TASK STATEMENT: Copy each record exactly as it reads, leaving out any pictures it holds.

SUPPLIED ENTRIES:
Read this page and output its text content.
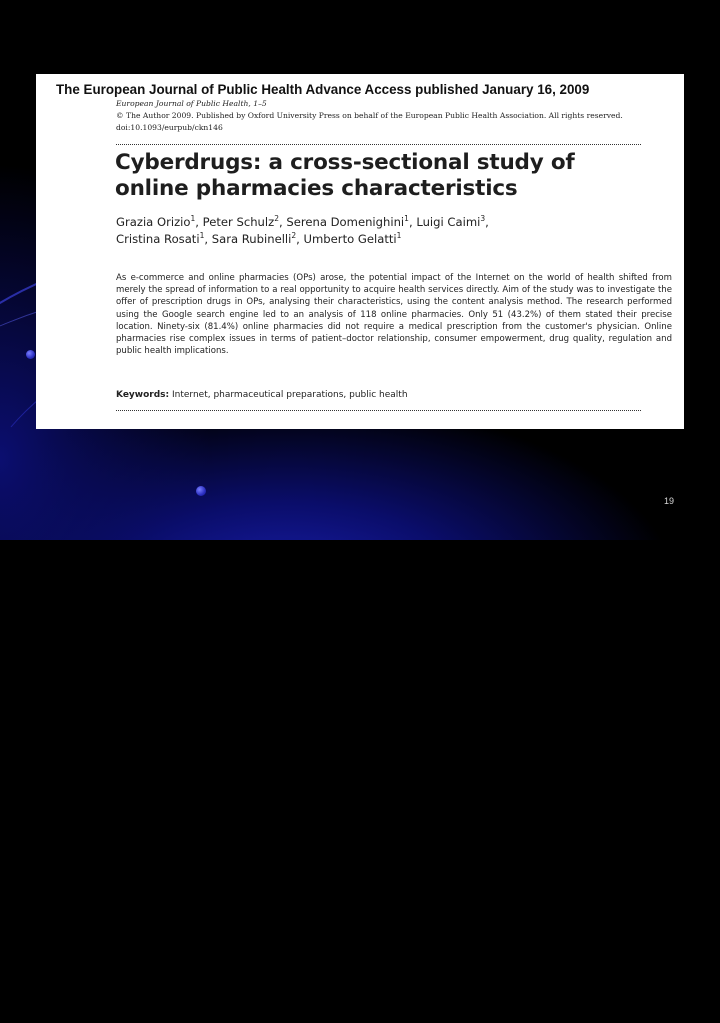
The European Journal of Public Health Advance Access published January 16, 2009
European Journal of Public Health, 1–5
© The Author 2009. Published by Oxford University Press on behalf of the European Public Health Association. All rights reserved.
doi:10.1093/eurpub/ckn146
Cyberdrugs: a cross-sectional study of online pharmacies characteristics
Grazia Orizio$^1$, Peter Schulz$^2$, Serena Domenighini$^1$, Luigi Caimi$^3$,
Cristina Rosati$^1$, Sara Rubinelli$^2$, Umberto Gelatti$^1$
As e-commerce and online pharmacies (OPs) arose, the potential impact of the Internet on the world of health shifted from merely the spread of information to a real opportunity to acquire health services directly. Aim of the study was to investigate the offer of prescription drugs in OPs, analysing their characteristics, using the content analysis method. The research performed using the Google search engine led to an analysis of 118 online pharmacies. Only 51 (43.2%) of them stated their precise location. Ninety-six (81.4%) online pharmacies did not require a medical prescription from the customer's physician. Online pharmacies rise complex issues in terms of patient–doctor relationship, consumer empowerment, drug quality, regulation and public health implications.
Keywords: Internet, pharmaceutical preparations, public health
19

OUTPUT OF THE TASK:
Read this page and output its text content.
The European Journal of Public Health Advance Access published January 16, 2009
European Journal of Public Health, 1–5
© The Author 2009. Published by Oxford University Press on behalf of the European Public Health Association. All rights reserved.
doi:10.1093/eurpub/ckn146
Cyberdrugs: a cross-sectional study of online pharmacies characteristics
Grazia Orizio$^1$, Peter Schulz$^2$, Serena Domenighini$^1$, Luigi Caimi$^3$,
Cristina Rosati$^1$, Sara Rubinelli$^2$, Umberto Gelatti$^1$
As e-commerce and online pharmacies (OPs) arose, the potential impact of the Internet on the world of health shifted from merely the spread of information to a real opportunity to acquire health services directly. Aim of the study was to investigate the offer of prescription drugs in OPs, analysing their characteristics, using the content analysis method. The research performed using the Google search engine led to an analysis of 118 online pharmacies. Only 51 (43.2%) of them stated their precise location. Ninety-six (81.4%) online pharmacies did not require a medical prescription from the customer's physician. Online pharmacies rise complex issues in terms of patient–doctor relationship, consumer empowerment, drug quality, regulation and public health implications.
Keywords: Internet, pharmaceutical preparations, public health
19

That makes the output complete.